Daniar, Pemulung Amal Saleh
Saya datang ke kolam itu pagi-pagi.
Kabut masih menggantung rendah di atas permukaan air yang keruh. Bau lumpur tipis menyelinap ke hidung. Di sekeliling kolam, ada raut wajah penuh harap. Tapi juga penuh tanya: mau dibawa ke mana budidaya ikan tawar ini?
Di sinilah TSA Trubus Iman menaruh mimpi. Sebuah mimpi besar di tengah tantangan yang tidak kecil. Mulai dari air yang terlalu asam. Kadang terlalu keruh. Kadang malah terlalu sedikit. Bagi ikan—terutama nila dan lele—air itu bukan cuma tempat tinggal. Tapi juga hidup itu sendiri. Dan hidup mereka sedang tidak nyaman.
Pakan juga begitu. Harganya sering panik.
Bahkan kadang naik seperti harga tiket konser Coldplay. Tapi panen ikan tidak bisa naik seenaknya. Pasar terlalu kejam. Terlalu sensitif pada harga. Ada yang jual lebih murah sedikit, pembeli langsung pindah.
Saya tahu ini tidak bisa dibiarkan. Tapi harus nekat untuk bisa menyelesaikan. Mulai memperbaiki air. Bukan hanya pasrah pada alam. Tapi menggunakan aplikasi perbaikan kualitasnya. Dihitung pH-nya. Diberi probiotik. Dikelola aliran masuk dan keluar. Seolah air itu seperti bayi: harus dijaga gizinya.

**DAFTAR BARIS:**
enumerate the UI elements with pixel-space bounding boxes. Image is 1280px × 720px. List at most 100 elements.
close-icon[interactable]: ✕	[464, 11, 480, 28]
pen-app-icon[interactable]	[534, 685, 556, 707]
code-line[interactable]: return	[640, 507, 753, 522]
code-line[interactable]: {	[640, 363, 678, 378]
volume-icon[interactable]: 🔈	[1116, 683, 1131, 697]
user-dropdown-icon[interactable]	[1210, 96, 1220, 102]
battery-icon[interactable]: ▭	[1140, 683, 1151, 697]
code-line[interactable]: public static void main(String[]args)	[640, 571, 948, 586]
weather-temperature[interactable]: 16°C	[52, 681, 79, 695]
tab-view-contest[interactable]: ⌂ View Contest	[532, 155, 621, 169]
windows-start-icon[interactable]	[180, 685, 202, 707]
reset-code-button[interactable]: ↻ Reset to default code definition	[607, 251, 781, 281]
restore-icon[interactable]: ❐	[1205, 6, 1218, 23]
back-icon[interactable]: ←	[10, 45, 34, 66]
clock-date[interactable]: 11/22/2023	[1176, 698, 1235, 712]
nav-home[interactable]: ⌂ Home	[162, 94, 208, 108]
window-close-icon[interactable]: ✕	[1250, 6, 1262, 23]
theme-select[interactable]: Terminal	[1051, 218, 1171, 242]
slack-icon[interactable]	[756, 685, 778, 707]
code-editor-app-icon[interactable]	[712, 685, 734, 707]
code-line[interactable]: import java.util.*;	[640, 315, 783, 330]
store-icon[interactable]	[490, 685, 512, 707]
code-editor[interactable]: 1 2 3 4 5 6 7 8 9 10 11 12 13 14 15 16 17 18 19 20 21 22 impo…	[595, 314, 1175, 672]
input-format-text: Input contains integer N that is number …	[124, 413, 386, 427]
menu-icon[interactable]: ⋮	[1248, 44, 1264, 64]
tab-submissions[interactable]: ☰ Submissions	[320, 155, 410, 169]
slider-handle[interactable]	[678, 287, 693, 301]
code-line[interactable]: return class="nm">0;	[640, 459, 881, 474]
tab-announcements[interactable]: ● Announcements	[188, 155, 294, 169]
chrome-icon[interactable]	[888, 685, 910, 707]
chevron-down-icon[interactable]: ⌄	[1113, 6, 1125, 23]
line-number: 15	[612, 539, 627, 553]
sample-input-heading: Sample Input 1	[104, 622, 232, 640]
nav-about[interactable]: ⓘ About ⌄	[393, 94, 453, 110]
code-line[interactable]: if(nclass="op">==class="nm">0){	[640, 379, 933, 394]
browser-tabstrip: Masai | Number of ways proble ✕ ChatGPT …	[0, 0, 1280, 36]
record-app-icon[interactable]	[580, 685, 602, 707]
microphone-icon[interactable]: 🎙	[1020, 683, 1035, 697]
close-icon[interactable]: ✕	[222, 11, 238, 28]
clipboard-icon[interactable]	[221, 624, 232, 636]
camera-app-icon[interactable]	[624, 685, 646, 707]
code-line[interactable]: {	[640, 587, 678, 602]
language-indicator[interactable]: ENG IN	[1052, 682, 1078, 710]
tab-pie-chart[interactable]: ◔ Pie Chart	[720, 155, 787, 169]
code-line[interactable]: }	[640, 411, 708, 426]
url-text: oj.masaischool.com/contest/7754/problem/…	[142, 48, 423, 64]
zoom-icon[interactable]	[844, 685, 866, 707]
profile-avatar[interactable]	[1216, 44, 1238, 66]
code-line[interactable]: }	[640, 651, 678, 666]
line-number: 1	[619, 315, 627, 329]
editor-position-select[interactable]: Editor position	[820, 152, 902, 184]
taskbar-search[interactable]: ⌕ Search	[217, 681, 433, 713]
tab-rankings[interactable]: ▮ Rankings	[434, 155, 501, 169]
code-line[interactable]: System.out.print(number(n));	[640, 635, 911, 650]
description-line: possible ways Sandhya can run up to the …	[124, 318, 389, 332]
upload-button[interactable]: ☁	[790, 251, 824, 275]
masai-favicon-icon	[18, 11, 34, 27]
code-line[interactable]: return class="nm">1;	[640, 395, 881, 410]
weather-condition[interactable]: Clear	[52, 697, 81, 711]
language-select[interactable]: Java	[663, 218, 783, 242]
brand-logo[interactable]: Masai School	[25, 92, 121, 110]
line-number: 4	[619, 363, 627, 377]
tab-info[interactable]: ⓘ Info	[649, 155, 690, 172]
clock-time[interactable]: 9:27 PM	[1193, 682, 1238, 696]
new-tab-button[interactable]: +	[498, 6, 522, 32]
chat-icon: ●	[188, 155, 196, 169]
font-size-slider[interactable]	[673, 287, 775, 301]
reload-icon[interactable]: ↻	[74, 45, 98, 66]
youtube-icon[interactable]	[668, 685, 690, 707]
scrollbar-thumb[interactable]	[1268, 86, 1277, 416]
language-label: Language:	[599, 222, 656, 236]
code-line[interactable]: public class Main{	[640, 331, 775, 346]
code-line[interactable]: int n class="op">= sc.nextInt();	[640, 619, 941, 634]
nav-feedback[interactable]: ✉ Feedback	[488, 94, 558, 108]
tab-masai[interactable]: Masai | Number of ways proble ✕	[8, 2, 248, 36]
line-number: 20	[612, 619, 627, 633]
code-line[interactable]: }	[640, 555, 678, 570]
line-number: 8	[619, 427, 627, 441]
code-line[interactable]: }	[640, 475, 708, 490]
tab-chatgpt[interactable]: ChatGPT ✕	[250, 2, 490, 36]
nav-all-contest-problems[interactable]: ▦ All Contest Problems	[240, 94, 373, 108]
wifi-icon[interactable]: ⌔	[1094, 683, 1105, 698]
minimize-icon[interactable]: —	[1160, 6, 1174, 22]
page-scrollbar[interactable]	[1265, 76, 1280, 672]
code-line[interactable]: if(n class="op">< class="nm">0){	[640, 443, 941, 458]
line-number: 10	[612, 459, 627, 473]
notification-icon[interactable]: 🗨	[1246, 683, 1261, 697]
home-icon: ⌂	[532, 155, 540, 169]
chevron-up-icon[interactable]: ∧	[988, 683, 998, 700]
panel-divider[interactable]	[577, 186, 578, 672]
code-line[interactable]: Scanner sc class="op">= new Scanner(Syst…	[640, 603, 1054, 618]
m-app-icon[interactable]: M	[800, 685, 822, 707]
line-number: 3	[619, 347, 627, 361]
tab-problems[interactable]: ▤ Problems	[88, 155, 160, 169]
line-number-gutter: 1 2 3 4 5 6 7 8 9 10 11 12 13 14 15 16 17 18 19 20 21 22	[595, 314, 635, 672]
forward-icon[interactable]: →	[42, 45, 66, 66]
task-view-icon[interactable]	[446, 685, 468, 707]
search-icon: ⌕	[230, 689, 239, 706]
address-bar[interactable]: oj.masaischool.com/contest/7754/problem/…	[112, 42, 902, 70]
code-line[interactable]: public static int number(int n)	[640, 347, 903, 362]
* * *
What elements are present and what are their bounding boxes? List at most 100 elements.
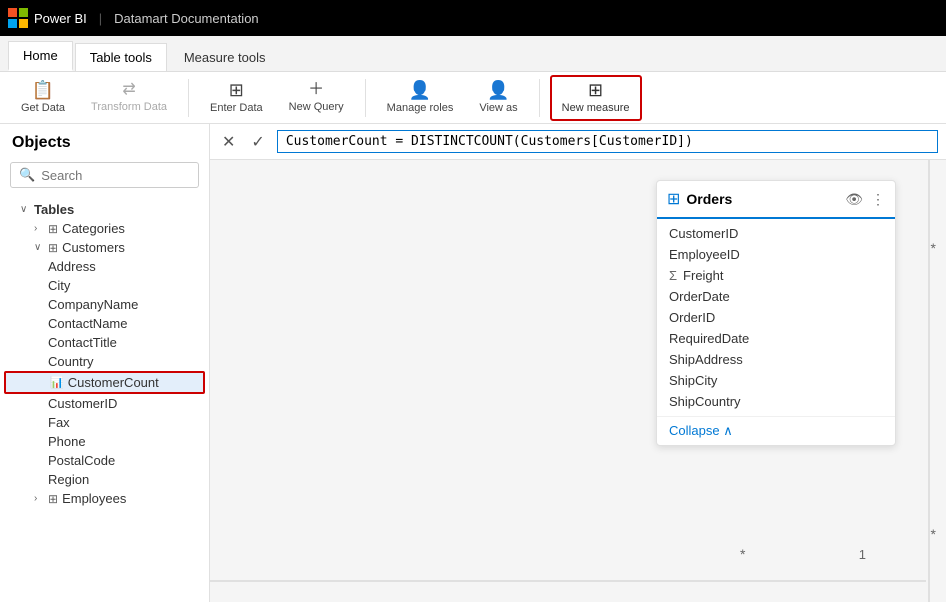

**PETUNJUK LATIHAN:** Menurut halaman tentang budidaya ikan TSA Trubus Iman, langkah apa saja yang dilakukan untuk memperbaiki air kolam?

**JAWABAN SOAL:** pH air dihitung, probiotik diberikan, dan aliran masuk serta keluar dikelola.